*Recorded information*.
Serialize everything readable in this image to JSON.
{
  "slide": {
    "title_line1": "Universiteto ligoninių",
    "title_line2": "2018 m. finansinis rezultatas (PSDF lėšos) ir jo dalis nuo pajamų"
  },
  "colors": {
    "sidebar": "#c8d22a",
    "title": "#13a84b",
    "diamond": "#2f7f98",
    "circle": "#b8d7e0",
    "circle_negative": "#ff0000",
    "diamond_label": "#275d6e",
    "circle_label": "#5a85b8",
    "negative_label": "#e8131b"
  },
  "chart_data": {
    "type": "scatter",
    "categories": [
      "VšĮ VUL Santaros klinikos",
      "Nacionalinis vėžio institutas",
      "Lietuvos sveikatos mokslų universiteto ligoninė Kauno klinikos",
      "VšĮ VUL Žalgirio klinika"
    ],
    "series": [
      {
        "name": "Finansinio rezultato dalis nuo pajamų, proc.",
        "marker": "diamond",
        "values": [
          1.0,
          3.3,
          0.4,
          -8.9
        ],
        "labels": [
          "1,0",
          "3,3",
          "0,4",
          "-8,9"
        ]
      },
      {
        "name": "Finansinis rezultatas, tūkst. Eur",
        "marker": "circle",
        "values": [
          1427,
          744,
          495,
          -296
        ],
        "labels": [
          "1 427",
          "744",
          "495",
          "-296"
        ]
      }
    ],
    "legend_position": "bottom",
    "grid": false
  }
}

*Short problem*. Find the string "rezultatas" in the records, then copy each line where it occurs.

*Final result*.
    "title_line2": "2018 m. finansinis rezultatas (PSDF lėšos) ir jo dalis nuo pajamų"
        "name": "Finansinis rezultatas, tūkst. Eur",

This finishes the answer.